Transcribe every line, keeping it exact.

Data excerpts
---

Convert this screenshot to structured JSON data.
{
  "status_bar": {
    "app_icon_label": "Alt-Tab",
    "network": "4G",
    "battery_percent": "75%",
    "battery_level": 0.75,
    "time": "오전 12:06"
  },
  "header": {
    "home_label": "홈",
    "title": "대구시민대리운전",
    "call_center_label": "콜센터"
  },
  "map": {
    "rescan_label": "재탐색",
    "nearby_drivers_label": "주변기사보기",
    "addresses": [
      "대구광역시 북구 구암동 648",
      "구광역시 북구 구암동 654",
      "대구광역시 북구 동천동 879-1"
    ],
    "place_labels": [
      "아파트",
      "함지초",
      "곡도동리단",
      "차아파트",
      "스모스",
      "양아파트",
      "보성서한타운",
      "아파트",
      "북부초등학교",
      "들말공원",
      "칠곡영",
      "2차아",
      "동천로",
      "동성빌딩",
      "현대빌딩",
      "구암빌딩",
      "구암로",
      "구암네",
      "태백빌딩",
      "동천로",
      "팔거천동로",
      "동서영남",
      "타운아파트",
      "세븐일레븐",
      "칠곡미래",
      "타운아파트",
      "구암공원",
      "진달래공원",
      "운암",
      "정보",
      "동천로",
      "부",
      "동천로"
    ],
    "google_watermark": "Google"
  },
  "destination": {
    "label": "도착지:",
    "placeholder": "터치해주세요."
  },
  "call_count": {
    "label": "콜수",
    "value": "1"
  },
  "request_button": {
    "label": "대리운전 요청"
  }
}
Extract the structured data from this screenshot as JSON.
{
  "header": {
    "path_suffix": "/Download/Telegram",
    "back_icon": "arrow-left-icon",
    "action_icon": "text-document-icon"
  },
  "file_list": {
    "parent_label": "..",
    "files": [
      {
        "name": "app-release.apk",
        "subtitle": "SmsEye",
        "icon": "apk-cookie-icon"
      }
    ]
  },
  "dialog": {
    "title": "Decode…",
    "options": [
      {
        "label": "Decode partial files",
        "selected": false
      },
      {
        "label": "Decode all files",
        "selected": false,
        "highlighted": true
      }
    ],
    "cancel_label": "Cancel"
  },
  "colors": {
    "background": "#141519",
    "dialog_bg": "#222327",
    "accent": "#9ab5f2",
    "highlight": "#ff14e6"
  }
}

---

#### RESPONSE
Convert this screenshot to structured JSON data.
{
  "status_bar": {
    "app_icon_label": "Alt-Tab",
    "network": "4G",
    "battery_percent": "75%",
    "battery_level": 0.75,
    "time": "오전 12:06"
  },
  "header": {
    "home_label": "홈",
    "title": "대구시민대리운전",
    "call_center_label": "콜센터"
  },
  "map": {
    "rescan_label": "재탐색",
    "nearby_drivers_label": "주변기사보기",
    "addresses": [
      "대구광역시 북구 구암동 648",
      "구광역시 북구 구암동 654",
      "대구광역시 북구 동천동 879-1"
    ],
    "place_labels": [
      "아파트",
      "함지초",
      "곡도동리단",
      "차아파트",
      "스모스",
      "양아파트",
      "보성서한타운",
      "아파트",
      "북부초등학교",
      "들말공원",
      "칠곡영",
      "2차아",
      "동천로",
      "동성빌딩",
      "현대빌딩",
      "구암빌딩",
      "구암로",
      "구암네",
      "태백빌딩",
      "동천로",
      "팔거천동로",
      "동서영남",
      "타운아파트",
      "세븐일레븐",
      "칠곡미래",
      "타운아파트",
      "구암공원",
      "진달래공원",
      "운암",
      "정보",
      "동천로",
      "부",
      "동천로"
    ],
    "google_watermark": "Google"
  },
  "destination": {
    "label": "도착지:",
    "placeholder": "터치해주세요."
  },
  "call_count": {
    "label": "콜수",
    "value": "1"
  },
  "request_button": {
    "label": "대리운전 요청"
  }
}
Extract the structured data from this screenshot as JSON.
{
  "header": {
    "path_suffix": "/Download/Telegram",
    "back_icon": "arrow-left-icon",
    "action_icon": "text-document-icon"
  },
  "file_list": {
    "parent_label": "..",
    "files": [
      {
        "name": "app-release.apk",
        "subtitle": "SmsEye",
        "icon": "apk-cookie-icon"
      }
    ]
  },
  "dialog": {
    "title": "Decode…",
    "options": [
      {
        "label": "Decode partial files",
        "selected": false
      },
      {
        "label": "Decode all files",
        "selected": false,
        "highlighted": true
      }
    ],
    "cancel_label": "Cancel"
  },
  "colors": {
    "background": "#141519",
    "dialog_bg": "#222327",
    "accent": "#9ab5f2",
    "highlight": "#ff14e6"
  }
}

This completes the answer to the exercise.